◆ Instructions to follow
Your copy of the material must match it exactly, except that pictures are dropped.

-- Start of Data for this exercise --

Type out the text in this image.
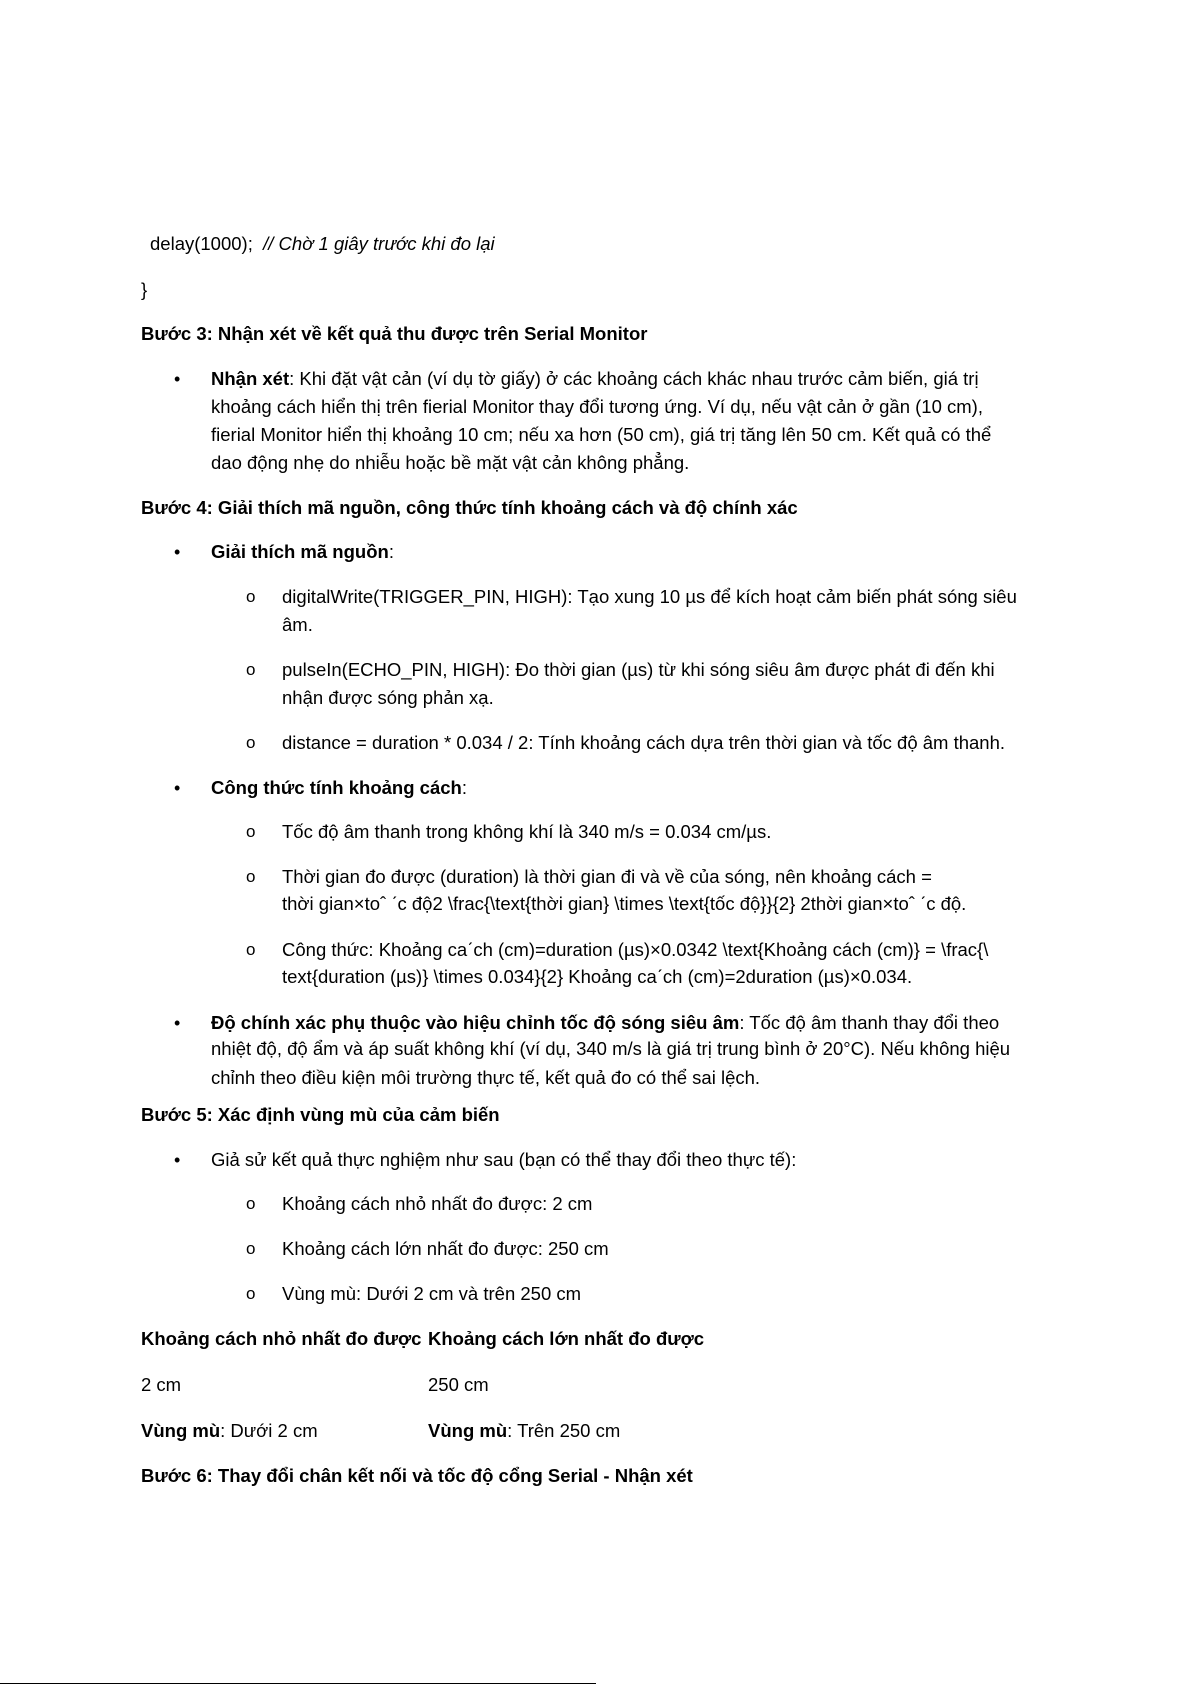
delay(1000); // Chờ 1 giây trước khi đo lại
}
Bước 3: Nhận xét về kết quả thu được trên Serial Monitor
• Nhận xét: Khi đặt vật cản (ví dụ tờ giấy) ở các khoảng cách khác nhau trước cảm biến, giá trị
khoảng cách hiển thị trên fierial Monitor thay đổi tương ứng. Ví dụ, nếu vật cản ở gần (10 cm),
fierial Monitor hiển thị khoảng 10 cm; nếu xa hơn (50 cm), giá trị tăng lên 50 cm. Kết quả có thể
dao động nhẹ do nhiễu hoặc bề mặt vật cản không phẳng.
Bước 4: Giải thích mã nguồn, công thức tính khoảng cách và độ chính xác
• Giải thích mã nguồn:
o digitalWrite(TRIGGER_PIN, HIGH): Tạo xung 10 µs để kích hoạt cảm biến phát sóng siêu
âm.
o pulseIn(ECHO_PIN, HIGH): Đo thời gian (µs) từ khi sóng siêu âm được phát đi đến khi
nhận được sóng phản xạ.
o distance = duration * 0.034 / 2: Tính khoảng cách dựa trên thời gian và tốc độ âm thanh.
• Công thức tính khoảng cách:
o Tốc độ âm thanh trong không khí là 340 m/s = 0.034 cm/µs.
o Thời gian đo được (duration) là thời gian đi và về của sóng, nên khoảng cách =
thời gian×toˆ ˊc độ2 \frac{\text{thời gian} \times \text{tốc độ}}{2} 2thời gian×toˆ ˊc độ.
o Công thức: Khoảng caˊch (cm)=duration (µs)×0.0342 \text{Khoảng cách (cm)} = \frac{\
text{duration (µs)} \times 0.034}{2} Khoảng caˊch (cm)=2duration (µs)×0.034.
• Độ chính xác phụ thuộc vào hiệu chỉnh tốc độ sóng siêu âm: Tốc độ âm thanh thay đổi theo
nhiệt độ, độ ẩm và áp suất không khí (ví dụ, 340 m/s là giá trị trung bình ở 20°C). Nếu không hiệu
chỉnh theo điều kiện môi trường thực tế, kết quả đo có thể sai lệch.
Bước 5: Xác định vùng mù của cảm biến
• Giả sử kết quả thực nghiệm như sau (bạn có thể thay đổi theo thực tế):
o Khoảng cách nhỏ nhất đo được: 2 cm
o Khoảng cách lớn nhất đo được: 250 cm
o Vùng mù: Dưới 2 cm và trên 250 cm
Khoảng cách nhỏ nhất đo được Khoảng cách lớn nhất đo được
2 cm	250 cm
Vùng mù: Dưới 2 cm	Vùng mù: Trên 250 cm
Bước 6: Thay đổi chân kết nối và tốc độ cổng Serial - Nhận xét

-- End of Data for this exercise --

◆ Answer in full
Type out the text in this image.
delay(1000); // Chờ 1 giây trước khi đo lại
}
Bước 3: Nhận xét về kết quả thu được trên Serial Monitor
• Nhận xét: Khi đặt vật cản (ví dụ tờ giấy) ở các khoảng cách khác nhau trước cảm biến, giá trị
khoảng cách hiển thị trên fierial Monitor thay đổi tương ứng. Ví dụ, nếu vật cản ở gần (10 cm),
fierial Monitor hiển thị khoảng 10 cm; nếu xa hơn (50 cm), giá trị tăng lên 50 cm. Kết quả có thể
dao động nhẹ do nhiễu hoặc bề mặt vật cản không phẳng.
Bước 4: Giải thích mã nguồn, công thức tính khoảng cách và độ chính xác
• Giải thích mã nguồn:
o digitalWrite(TRIGGER_PIN, HIGH): Tạo xung 10 µs để kích hoạt cảm biến phát sóng siêu
âm.
o pulseIn(ECHO_PIN, HIGH): Đo thời gian (µs) từ khi sóng siêu âm được phát đi đến khi
nhận được sóng phản xạ.
o distance = duration * 0.034 / 2: Tính khoảng cách dựa trên thời gian và tốc độ âm thanh.
• Công thức tính khoảng cách:
o Tốc độ âm thanh trong không khí là 340 m/s = 0.034 cm/µs.
o Thời gian đo được (duration) là thời gian đi và về của sóng, nên khoảng cách =
thời gian×toˆ ˊc độ2 \frac{\text{thời gian} \times \text{tốc độ}}{2} 2thời gian×toˆ ˊc độ.
o Công thức: Khoảng caˊch (cm)=duration (µs)×0.0342 \text{Khoảng cách (cm)} = \frac{\
text{duration (µs)} \times 0.034}{2} Khoảng caˊch (cm)=2duration (µs)×0.034.
• Độ chính xác phụ thuộc vào hiệu chỉnh tốc độ sóng siêu âm: Tốc độ âm thanh thay đổi theo
nhiệt độ, độ ẩm và áp suất không khí (ví dụ, 340 m/s là giá trị trung bình ở 20°C). Nếu không hiệu
chỉnh theo điều kiện môi trường thực tế, kết quả đo có thể sai lệch.
Bước 5: Xác định vùng mù của cảm biến
• Giả sử kết quả thực nghiệm như sau (bạn có thể thay đổi theo thực tế):
o Khoảng cách nhỏ nhất đo được: 2 cm
o Khoảng cách lớn nhất đo được: 250 cm
o Vùng mù: Dưới 2 cm và trên 250 cm
Khoảng cách nhỏ nhất đo được Khoảng cách lớn nhất đo được
2 cm	250 cm
Vùng mù: Dưới 2 cm	Vùng mù: Trên 250 cm
Bước 6: Thay đổi chân kết nối và tốc độ cổng Serial - Nhận xét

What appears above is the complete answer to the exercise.